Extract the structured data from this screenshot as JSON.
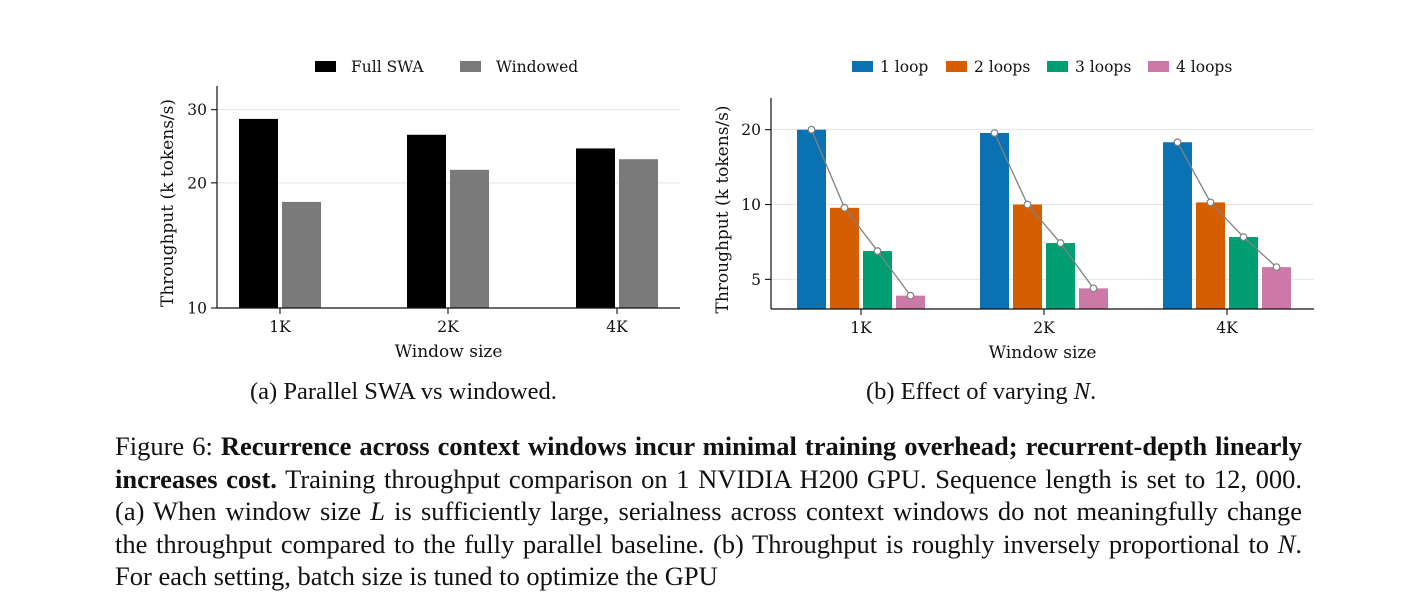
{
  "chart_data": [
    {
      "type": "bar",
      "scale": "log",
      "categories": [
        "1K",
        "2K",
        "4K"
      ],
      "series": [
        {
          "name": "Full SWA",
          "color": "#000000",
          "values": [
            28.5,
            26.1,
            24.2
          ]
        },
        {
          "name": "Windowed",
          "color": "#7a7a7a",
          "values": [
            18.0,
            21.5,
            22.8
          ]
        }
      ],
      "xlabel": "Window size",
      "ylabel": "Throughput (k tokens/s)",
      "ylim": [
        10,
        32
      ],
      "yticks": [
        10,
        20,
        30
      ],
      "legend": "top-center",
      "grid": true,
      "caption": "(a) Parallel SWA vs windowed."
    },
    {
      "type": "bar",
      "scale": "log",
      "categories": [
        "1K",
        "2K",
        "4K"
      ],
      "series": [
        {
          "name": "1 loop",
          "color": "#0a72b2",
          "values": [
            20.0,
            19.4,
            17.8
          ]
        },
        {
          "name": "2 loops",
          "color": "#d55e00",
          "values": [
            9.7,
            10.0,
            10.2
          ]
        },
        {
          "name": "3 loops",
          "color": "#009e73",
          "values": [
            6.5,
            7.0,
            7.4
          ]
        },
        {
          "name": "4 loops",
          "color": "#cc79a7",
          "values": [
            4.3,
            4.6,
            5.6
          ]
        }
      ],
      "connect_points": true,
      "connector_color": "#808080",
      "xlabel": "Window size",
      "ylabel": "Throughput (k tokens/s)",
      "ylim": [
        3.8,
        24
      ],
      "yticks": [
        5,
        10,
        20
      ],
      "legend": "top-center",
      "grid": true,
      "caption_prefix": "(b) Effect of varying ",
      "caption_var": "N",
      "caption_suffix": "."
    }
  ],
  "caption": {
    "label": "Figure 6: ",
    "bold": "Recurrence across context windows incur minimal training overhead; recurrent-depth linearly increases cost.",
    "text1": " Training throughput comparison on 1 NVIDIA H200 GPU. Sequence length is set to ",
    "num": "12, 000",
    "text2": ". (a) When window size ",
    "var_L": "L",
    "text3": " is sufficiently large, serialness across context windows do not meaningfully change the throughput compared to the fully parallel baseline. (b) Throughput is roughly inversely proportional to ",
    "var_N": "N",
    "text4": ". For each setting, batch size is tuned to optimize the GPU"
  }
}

What the task asks = Check every line of the data, and copy the ones that contain "size".

Expected answer =
      "xlabel": "Window size",
      "xlabel": "Window size",
    "text2": ". (a) When window size ",
    "text4": ". For each setting, batch size is tuned to optimize the GPU"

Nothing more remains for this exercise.